TAREA A REALIZAR =
Responde con base en el fragmento sobre Mansilla y Panguitruz:
1. ¿Cómo describió Mansilla al presidente Sarmiento al contestarle al jefe rankülche?
2. ¿Cuántas leguas de desierto dice Mansilla que necesitan?
3. ¿Qué le pide Panguitruz a Mansilla al final, cuando le dice "hermano"?
----- EXTRACTO DEL DOCUMENTO
Como se ve —escribe Mansilla—, para el jefe rankülche “nosotros vivimos en plena dictadura y ellos en plena democracia”.

“Le contesté —agrega el militar— asegurándole que el presidente Sarmiento era un hombre muy bueno, que por carácter y por tendencias era hombre manso, que no amaba la guerra y que por otra parte la constitución le mandaba al Congreso conservar el trato pacífico con los indios”.

Panguitruz interroga a Mansilla sobre Sarmiento, también sobre el Congreso y la constitución. Le interesa también todo lo relacionado con la familia de Rosas, su “padrino”. Están en ello cuando el jefe rankülche dispara: “¿Y para qué quieren ustedes nuestras tierras?”, le pregunta.

Mansilla, sorprendido, intenta explicar.

Argumenta que necesitan solo “quince leguas de desierto” para la “seguridad de la frontera” y para el “buen resultado” del tratado de paz, pero que los rankülche podrían transitar y “hacer boleadas” en ellas libremente, sin necesidad de pasaporte.

Es entonces cuando Panguitruz da el golpe de gracia.

—Mire, hermano ¿por qué no me habla con la verdad?

—Le he dicho a usted la verdad —le contesté.
----------
----- REGISTROS PROPORCIONADOS
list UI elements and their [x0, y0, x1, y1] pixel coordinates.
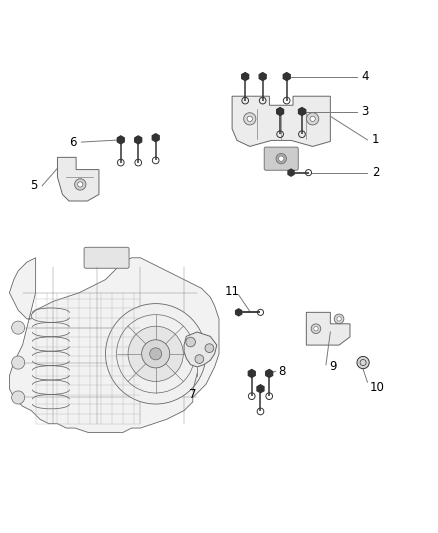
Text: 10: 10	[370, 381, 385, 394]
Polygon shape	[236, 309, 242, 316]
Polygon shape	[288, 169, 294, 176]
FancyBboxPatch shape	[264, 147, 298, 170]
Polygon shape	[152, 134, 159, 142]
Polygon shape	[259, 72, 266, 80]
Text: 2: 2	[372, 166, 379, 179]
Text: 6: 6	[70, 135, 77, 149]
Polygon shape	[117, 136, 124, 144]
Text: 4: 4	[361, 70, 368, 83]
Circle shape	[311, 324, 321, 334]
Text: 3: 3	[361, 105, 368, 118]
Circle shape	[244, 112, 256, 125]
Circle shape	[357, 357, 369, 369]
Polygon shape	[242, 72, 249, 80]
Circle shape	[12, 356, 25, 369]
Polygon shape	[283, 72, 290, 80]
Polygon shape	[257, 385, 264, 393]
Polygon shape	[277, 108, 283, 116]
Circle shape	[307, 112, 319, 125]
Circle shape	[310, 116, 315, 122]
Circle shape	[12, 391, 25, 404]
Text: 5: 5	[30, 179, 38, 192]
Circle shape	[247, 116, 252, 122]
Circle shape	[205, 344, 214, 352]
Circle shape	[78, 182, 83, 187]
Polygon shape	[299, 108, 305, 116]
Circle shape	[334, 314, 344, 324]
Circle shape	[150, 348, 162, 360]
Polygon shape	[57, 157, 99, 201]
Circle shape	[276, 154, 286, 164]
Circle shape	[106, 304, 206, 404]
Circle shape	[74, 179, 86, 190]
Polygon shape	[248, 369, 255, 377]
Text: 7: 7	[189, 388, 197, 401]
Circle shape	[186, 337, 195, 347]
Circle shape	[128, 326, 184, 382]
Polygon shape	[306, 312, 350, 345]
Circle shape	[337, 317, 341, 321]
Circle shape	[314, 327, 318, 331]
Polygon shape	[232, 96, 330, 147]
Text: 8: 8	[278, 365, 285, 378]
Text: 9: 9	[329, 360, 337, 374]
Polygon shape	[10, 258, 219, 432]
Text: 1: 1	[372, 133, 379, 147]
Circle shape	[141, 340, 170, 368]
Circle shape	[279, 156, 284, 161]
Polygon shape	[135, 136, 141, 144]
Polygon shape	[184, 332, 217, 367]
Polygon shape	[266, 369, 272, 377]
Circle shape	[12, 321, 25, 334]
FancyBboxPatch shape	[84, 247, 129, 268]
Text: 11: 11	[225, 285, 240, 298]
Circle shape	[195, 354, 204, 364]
----------
----- REGISTROS PROPORCIONADOS
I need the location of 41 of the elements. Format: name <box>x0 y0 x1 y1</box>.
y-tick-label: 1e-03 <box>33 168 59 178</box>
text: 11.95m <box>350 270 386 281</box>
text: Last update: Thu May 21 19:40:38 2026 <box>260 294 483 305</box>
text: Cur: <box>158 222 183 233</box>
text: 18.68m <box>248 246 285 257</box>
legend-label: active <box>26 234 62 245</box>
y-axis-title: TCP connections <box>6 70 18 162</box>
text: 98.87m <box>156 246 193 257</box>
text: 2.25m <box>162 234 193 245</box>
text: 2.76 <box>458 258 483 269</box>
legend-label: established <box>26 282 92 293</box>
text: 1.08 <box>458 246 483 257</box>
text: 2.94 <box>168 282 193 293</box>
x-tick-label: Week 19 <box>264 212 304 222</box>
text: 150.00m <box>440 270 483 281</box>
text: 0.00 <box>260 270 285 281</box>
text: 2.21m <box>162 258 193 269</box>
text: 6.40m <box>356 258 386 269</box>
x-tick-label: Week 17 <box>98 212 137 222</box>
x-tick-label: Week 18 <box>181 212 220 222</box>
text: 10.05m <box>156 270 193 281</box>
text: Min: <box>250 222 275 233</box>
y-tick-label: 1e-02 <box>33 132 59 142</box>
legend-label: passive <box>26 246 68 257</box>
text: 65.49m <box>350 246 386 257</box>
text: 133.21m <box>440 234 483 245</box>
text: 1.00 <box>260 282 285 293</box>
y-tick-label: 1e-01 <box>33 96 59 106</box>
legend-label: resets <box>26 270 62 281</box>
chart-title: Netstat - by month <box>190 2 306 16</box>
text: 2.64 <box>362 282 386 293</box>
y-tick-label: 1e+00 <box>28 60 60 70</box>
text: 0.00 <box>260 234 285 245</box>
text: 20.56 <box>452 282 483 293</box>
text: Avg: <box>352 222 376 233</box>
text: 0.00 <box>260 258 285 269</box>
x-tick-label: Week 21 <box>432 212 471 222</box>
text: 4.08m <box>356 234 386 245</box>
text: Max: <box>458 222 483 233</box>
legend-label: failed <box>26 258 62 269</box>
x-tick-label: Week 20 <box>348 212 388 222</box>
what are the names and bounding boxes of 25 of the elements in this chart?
----------
RESPUESTA FINAL =
1. Como un hombre muy bueno, manso por carácter y por tendencias, que no amaba la guerra.
2. Quince leguas.
3. Que le hable con la verdad.